:: GIVEN TASK ::
List each line holding the string "documents".

:: RECORDS FOR THE EXERCISE ::
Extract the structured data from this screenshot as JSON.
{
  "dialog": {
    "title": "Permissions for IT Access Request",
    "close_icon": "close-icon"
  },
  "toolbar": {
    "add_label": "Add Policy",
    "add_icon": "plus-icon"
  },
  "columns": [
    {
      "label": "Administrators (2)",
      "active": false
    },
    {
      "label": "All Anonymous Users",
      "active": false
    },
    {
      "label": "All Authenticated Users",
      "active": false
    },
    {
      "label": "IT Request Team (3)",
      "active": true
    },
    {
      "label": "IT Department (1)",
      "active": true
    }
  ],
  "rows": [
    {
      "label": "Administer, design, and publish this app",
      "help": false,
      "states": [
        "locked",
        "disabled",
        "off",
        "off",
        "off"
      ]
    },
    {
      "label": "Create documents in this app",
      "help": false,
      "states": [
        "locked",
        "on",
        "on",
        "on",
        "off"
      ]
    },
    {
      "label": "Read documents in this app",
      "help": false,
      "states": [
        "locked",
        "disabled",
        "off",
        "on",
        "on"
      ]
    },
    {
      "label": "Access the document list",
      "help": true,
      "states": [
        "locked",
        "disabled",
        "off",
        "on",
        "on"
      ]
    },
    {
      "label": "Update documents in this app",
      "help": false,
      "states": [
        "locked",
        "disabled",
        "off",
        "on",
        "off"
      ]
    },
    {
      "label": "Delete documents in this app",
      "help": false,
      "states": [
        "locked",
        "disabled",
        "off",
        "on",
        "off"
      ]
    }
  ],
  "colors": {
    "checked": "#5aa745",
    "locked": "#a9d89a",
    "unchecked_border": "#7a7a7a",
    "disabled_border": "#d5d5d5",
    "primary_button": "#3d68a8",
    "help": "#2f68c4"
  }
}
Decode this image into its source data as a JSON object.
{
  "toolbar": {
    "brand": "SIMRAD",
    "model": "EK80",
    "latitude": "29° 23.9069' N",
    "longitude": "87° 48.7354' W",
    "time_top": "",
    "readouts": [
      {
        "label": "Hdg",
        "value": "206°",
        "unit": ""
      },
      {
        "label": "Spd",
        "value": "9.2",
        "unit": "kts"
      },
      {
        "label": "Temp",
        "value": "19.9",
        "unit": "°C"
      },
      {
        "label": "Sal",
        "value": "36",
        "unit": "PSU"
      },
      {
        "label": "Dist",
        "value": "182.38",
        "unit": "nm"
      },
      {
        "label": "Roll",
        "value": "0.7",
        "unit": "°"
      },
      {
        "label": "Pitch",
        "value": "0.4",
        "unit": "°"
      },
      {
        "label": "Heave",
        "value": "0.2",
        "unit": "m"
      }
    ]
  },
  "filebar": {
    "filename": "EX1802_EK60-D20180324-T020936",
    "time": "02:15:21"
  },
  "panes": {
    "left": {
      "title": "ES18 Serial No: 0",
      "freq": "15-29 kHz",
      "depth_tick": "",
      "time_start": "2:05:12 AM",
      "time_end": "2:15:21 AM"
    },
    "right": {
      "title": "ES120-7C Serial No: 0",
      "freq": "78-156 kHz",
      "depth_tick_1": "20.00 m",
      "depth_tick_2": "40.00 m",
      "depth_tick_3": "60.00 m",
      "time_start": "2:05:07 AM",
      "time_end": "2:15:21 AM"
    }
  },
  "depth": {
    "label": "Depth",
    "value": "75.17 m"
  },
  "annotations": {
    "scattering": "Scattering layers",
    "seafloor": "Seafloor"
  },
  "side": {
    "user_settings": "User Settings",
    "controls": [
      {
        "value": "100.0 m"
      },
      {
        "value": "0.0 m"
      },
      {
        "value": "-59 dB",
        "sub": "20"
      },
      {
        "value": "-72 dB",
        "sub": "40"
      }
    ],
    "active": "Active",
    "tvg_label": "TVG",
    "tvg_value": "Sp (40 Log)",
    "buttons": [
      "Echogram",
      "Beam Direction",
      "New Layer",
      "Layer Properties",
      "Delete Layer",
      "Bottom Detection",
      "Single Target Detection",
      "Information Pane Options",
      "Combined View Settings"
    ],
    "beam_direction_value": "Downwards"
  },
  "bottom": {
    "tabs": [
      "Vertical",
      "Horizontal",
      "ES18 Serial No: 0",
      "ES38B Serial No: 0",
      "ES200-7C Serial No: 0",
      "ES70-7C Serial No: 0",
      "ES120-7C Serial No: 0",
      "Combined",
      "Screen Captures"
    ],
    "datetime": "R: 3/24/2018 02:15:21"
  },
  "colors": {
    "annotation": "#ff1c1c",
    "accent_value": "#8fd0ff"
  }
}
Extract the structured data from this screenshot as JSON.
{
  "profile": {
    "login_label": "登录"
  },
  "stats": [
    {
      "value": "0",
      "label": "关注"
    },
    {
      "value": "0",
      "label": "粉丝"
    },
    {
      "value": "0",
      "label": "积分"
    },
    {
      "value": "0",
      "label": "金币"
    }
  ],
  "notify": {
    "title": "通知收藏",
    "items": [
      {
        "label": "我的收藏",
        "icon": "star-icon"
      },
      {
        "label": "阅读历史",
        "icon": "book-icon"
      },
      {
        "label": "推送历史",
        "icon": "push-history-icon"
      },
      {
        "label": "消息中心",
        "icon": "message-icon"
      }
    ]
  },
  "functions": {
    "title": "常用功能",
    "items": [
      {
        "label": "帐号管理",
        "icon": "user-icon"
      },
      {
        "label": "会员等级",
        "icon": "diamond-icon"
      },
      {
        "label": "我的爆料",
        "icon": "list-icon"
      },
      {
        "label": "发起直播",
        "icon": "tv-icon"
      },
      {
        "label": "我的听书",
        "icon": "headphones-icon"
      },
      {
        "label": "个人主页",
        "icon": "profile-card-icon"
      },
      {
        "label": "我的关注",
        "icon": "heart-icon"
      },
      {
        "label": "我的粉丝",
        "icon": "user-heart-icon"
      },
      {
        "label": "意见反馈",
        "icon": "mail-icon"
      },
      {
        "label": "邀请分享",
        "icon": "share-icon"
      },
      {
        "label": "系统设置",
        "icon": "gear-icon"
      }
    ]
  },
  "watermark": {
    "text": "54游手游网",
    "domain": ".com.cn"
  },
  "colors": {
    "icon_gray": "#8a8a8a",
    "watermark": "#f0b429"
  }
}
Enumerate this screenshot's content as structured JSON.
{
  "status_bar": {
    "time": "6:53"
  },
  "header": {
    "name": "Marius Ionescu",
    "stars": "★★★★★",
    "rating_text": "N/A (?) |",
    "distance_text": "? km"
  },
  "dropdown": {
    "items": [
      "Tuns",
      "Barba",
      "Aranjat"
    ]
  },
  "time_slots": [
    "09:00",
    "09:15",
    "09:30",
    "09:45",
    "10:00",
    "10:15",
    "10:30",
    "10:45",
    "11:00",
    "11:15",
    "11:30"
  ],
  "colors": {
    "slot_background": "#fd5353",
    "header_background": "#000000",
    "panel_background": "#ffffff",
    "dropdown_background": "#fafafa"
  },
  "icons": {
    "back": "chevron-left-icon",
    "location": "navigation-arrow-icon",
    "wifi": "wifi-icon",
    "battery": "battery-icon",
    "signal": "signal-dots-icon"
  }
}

:: WRITTEN RESPONSE ::
      "label": "Create documents in this app",
      "label": "Read documents in this app",
      "label": "Update documents in this app",
      "label": "Delete documents in this app",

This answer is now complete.